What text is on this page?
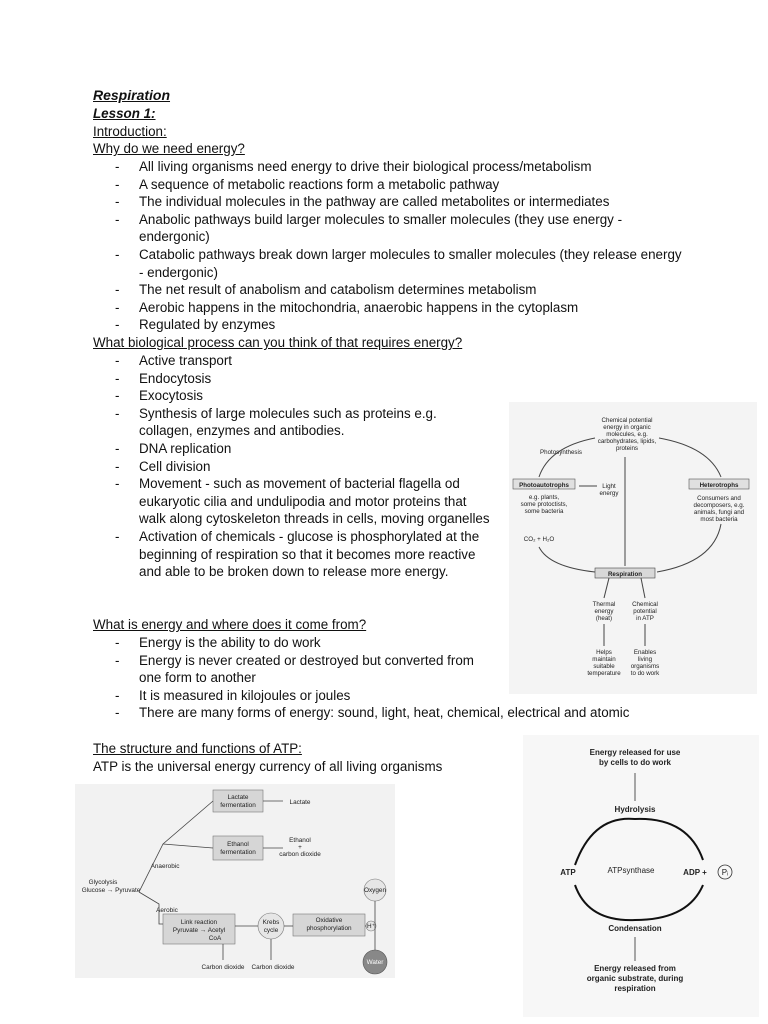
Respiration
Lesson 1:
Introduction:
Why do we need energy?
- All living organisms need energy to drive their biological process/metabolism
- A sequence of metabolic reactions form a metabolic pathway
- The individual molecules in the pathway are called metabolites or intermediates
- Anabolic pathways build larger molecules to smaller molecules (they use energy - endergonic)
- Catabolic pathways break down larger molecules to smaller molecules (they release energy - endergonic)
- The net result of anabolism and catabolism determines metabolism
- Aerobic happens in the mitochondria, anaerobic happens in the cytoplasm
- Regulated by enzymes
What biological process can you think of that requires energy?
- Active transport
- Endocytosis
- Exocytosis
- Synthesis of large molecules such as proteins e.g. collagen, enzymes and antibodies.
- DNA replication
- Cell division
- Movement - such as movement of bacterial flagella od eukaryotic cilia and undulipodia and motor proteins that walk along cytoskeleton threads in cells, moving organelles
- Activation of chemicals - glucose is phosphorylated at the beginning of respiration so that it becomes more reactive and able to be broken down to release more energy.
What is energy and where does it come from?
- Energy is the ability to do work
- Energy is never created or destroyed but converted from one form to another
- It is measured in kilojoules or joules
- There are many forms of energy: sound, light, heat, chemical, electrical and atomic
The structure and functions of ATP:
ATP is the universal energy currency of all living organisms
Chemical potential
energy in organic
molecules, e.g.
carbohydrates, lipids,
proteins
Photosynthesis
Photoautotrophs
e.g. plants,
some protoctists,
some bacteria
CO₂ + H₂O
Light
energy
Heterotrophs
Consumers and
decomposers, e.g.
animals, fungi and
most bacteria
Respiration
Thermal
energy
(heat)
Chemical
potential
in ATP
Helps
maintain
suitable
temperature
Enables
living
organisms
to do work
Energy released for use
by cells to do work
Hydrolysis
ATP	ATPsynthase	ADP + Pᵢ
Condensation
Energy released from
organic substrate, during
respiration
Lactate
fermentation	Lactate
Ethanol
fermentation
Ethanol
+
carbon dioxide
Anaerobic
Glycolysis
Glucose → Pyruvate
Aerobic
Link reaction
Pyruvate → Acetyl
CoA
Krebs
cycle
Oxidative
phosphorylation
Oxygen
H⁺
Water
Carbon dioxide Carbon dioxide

• _EXERCISE DETAILS_: Report back every line of the entries in which "heat" occurs.

• _FINISHED TASK_:
- There are many forms of energy: sound, light, heat, chemical, electrical and atomic
(heat)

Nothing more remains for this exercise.